**Task requirements:**
All of the entries must be reproduced exactly, with no images carried over.

**Task input:**
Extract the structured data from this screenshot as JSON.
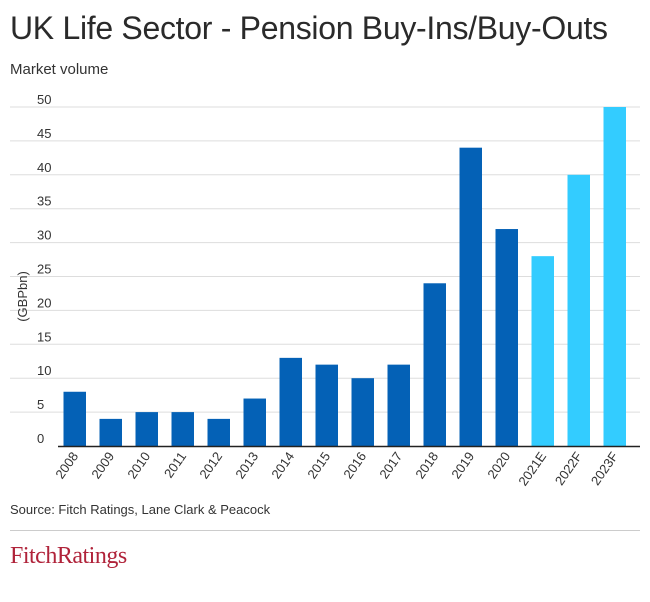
{
  "header": {
    "title": "UK Life Sector - Pension Buy-Ins/Buy-Outs",
    "subtitle": "Market volume"
  },
  "footer": {
    "source": "Source: Fitch Ratings, Lane Clark & Peacock",
    "logo_text": "FitchRatings"
  },
  "chart_data": {
    "type": "bar",
    "title": "UK Life Sector - Pension Buy-Ins/Buy-Outs",
    "subtitle": "Market volume",
    "xlabel": "",
    "ylabel": "(GBPbn)",
    "ylim": [
      0,
      50
    ],
    "yticks": [
      0,
      5,
      10,
      15,
      20,
      25,
      30,
      35,
      40,
      45,
      50
    ],
    "grid": true,
    "categories": [
      "2008",
      "2009",
      "2010",
      "2011",
      "2012",
      "2013",
      "2014",
      "2015",
      "2016",
      "2017",
      "2018",
      "2019",
      "2020",
      "2021E",
      "2022F",
      "2023F"
    ],
    "values": [
      8,
      4,
      5,
      5,
      4,
      7,
      13,
      12,
      10,
      12,
      24,
      44,
      32,
      28,
      40,
      50
    ],
    "colors": {
      "actual": "#0461b6",
      "estimate_forecast": "#33ccff",
      "grid": "#dddddd",
      "axis": "#222222"
    },
    "bar_color_by_category": [
      "actual",
      "actual",
      "actual",
      "actual",
      "actual",
      "actual",
      "actual",
      "actual",
      "actual",
      "actual",
      "actual",
      "actual",
      "actual",
      "estimate_forecast",
      "estimate_forecast",
      "estimate_forecast"
    ]
  }
}
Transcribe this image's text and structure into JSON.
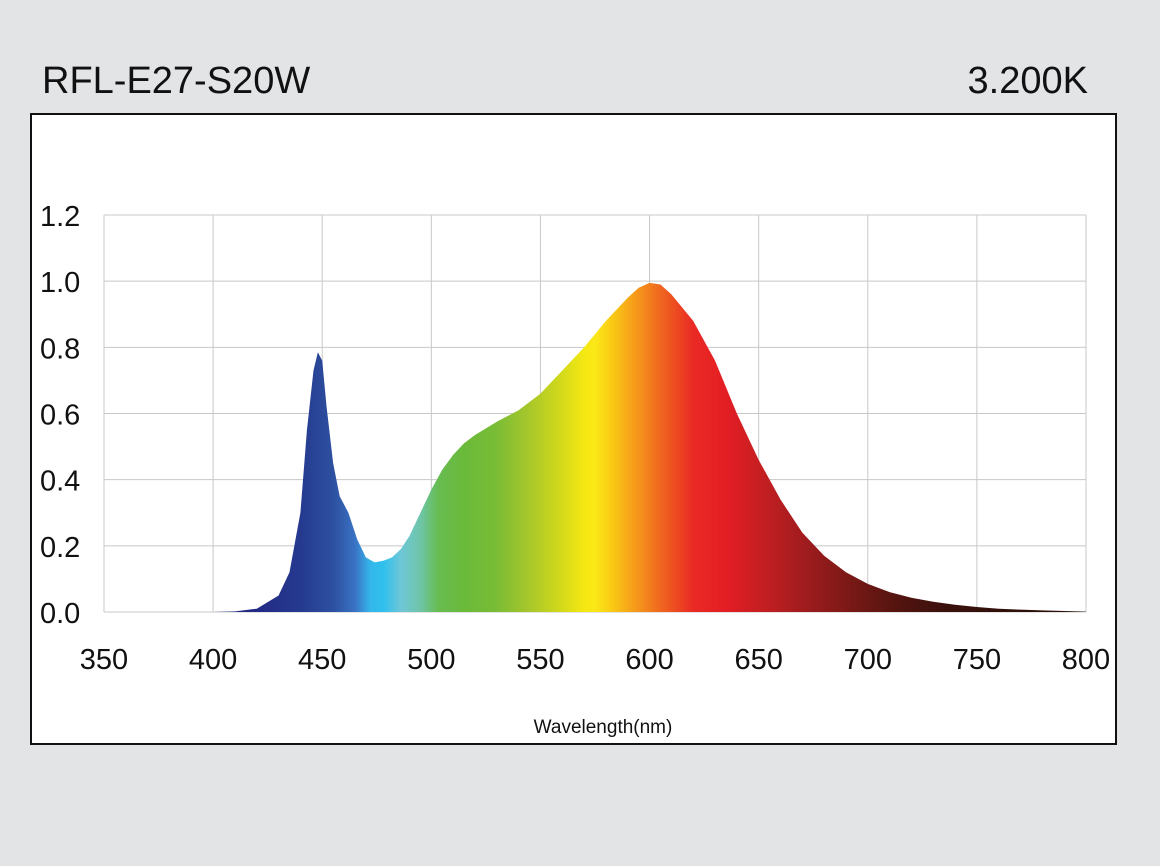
{
  "header": {
    "model": "RFL-E27-S20W",
    "cct": "3.200K"
  },
  "chart_data": {
    "type": "area",
    "title": "",
    "xlabel": "Wavelength(nm)",
    "ylabel": "",
    "xlim": [
      350,
      800
    ],
    "ylim": [
      0,
      1.2
    ],
    "x_ticks": [
      350,
      400,
      450,
      500,
      550,
      600,
      650,
      700,
      750,
      800
    ],
    "x_tick_labels": [
      "350",
      "400",
      "450",
      "500",
      "550",
      "600",
      "650",
      "700",
      "750",
      "800"
    ],
    "y_ticks": [
      0,
      0.2,
      0.4,
      0.6,
      0.8,
      1.0,
      1.2
    ],
    "y_tick_labels": [
      "0.0",
      "0.2",
      "0.4",
      "0.6",
      "0.8",
      "1.0",
      "1.2"
    ],
    "grid": true,
    "fill": "spectral colour gradient by wavelength",
    "series": [
      {
        "x": [
          350,
          400,
          410,
          420,
          430,
          435,
          440,
          443,
          446,
          448,
          450,
          452,
          455,
          458,
          462,
          466,
          470,
          474,
          478,
          482,
          486,
          490,
          495,
          500,
          505,
          510,
          515,
          520,
          525,
          530,
          540,
          550,
          560,
          570,
          580,
          590,
          595,
          600,
          605,
          610,
          620,
          630,
          640,
          650,
          660,
          670,
          680,
          690,
          700,
          710,
          720,
          730,
          740,
          750,
          760,
          770,
          780,
          790,
          800
        ],
        "y": [
          0.0,
          0.0,
          0.002,
          0.01,
          0.05,
          0.12,
          0.3,
          0.55,
          0.73,
          0.785,
          0.76,
          0.62,
          0.45,
          0.35,
          0.3,
          0.22,
          0.165,
          0.15,
          0.155,
          0.165,
          0.19,
          0.23,
          0.3,
          0.37,
          0.43,
          0.475,
          0.51,
          0.535,
          0.555,
          0.575,
          0.61,
          0.66,
          0.73,
          0.8,
          0.88,
          0.95,
          0.98,
          0.995,
          0.99,
          0.96,
          0.88,
          0.76,
          0.6,
          0.46,
          0.34,
          0.24,
          0.17,
          0.12,
          0.085,
          0.06,
          0.043,
          0.031,
          0.022,
          0.015,
          0.01,
          0.007,
          0.005,
          0.003,
          0.001
        ]
      }
    ]
  }
}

**Exercise output:**
Extract the structured data from this screenshot as JSON.
{
  "header": {
    "title": "UK Life Sector - Pension Buy-Ins/Buy-Outs",
    "subtitle": "Market volume"
  },
  "footer": {
    "source": "Source: Fitch Ratings, Lane Clark & Peacock",
    "logo_text": "FitchRatings"
  },
  "chart_data": {
    "type": "bar",
    "title": "UK Life Sector - Pension Buy-Ins/Buy-Outs",
    "subtitle": "Market volume",
    "xlabel": "",
    "ylabel": "(GBPbn)",
    "ylim": [
      0,
      50
    ],
    "yticks": [
      0,
      5,
      10,
      15,
      20,
      25,
      30,
      35,
      40,
      45,
      50
    ],
    "grid": true,
    "categories": [
      "2008",
      "2009",
      "2010",
      "2011",
      "2012",
      "2013",
      "2014",
      "2015",
      "2016",
      "2017",
      "2018",
      "2019",
      "2020",
      "2021E",
      "2022F",
      "2023F"
    ],
    "values": [
      8,
      4,
      5,
      5,
      4,
      7,
      13,
      12,
      10,
      12,
      24,
      44,
      32,
      28,
      40,
      50
    ],
    "colors": {
      "actual": "#0461b6",
      "estimate_forecast": "#33ccff",
      "grid": "#dddddd",
      "axis": "#222222"
    },
    "bar_color_by_category": [
      "actual",
      "actual",
      "actual",
      "actual",
      "actual",
      "actual",
      "actual",
      "actual",
      "actual",
      "actual",
      "actual",
      "actual",
      "actual",
      "estimate_forecast",
      "estimate_forecast",
      "estimate_forecast"
    ]
  }
}
Transcribe this image's text and structure into JSON.
{
  "header": {
    "model": "RFL-E27-S20W",
    "cct": "3.200K"
  },
  "chart_data": {
    "type": "area",
    "title": "",
    "xlabel": "Wavelength(nm)",
    "ylabel": "",
    "xlim": [
      350,
      800
    ],
    "ylim": [
      0,
      1.2
    ],
    "x_ticks": [
      350,
      400,
      450,
      500,
      550,
      600,
      650,
      700,
      750,
      800
    ],
    "x_tick_labels": [
      "350",
      "400",
      "450",
      "500",
      "550",
      "600",
      "650",
      "700",
      "750",
      "800"
    ],
    "y_ticks": [
      0,
      0.2,
      0.4,
      0.6,
      0.8,
      1.0,
      1.2
    ],
    "y_tick_labels": [
      "0.0",
      "0.2",
      "0.4",
      "0.6",
      "0.8",
      "1.0",
      "1.2"
    ],
    "grid": true,
    "fill": "spectral colour gradient by wavelength",
    "series": [
      {
        "x": [
          350,
          400,
          410,
          420,
          430,
          435,
          440,
          443,
          446,
          448,
          450,
          452,
          455,
          458,
          462,
          466,
          470,
          474,
          478,
          482,
          486,
          490,
          495,
          500,
          505,
          510,
          515,
          520,
          525,
          530,
          540,
          550,
          560,
          570,
          580,
          590,
          595,
          600,
          605,
          610,
          620,
          630,
          640,
          650,
          660,
          670,
          680,
          690,
          700,
          710,
          720,
          730,
          740,
          750,
          760,
          770,
          780,
          790,
          800
        ],
        "y": [
          0.0,
          0.0,
          0.002,
          0.01,
          0.05,
          0.12,
          0.3,
          0.55,
          0.73,
          0.785,
          0.76,
          0.62,
          0.45,
          0.35,
          0.3,
          0.22,
          0.165,
          0.15,
          0.155,
          0.165,
          0.19,
          0.23,
          0.3,
          0.37,
          0.43,
          0.475,
          0.51,
          0.535,
          0.555,
          0.575,
          0.61,
          0.66,
          0.73,
          0.8,
          0.88,
          0.95,
          0.98,
          0.995,
          0.99,
          0.96,
          0.88,
          0.76,
          0.6,
          0.46,
          0.34,
          0.24,
          0.17,
          0.12,
          0.085,
          0.06,
          0.043,
          0.031,
          0.022,
          0.015,
          0.01,
          0.007,
          0.005,
          0.003,
          0.001
        ]
      }
    ]
  }
}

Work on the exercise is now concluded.